» **What needs to be done**
Quote the whole listing verbatim.

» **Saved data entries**
####

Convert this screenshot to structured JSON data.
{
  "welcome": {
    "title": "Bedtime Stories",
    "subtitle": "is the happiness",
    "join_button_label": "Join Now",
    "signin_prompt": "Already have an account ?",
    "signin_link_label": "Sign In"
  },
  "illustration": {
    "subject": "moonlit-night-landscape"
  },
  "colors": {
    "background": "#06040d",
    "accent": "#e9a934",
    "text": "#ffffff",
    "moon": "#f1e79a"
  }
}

####

» **Answer in full**
Convert this screenshot to structured JSON data.
{
  "welcome": {
    "title": "Bedtime Stories",
    "subtitle": "is the happiness",
    "join_button_label": "Join Now",
    "signin_prompt": "Already have an account ?",
    "signin_link_label": "Sign In"
  },
  "illustration": {
    "subject": "moonlit-night-landscape"
  },
  "colors": {
    "background": "#06040d",
    "accent": "#e9a934",
    "text": "#ffffff",
    "moon": "#f1e79a"
  }
}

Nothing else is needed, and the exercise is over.